[Begin]

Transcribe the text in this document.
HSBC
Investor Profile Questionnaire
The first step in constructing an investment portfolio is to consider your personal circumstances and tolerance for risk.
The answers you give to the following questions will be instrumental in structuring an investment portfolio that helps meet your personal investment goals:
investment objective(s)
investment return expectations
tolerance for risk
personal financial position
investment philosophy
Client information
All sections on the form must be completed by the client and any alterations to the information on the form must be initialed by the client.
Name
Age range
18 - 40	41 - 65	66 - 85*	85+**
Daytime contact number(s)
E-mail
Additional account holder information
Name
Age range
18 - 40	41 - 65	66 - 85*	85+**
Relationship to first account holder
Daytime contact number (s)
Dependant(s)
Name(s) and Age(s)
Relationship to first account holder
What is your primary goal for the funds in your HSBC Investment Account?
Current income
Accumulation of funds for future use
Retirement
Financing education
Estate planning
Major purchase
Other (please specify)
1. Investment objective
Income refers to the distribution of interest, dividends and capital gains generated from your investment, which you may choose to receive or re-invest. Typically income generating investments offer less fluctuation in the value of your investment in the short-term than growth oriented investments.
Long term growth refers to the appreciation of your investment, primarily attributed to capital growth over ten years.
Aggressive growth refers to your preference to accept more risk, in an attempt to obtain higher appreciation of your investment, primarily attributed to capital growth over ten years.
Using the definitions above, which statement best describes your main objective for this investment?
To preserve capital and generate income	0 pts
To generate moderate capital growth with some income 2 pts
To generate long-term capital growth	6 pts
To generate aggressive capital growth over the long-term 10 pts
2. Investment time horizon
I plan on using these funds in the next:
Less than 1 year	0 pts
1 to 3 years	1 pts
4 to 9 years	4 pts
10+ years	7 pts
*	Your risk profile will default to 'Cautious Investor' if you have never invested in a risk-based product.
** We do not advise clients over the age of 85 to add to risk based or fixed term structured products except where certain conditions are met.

[End]

-- Problem details --
For each line of the listing that holds the word "portfolio", show that line.

-- The response --
The first step in constructing an investment portfolio is to consider your personal circumstances and tolerance for risk.
The answers you give to the following questions will be instrumental in structuring an investment portfolio that helps meet your personal investment goals:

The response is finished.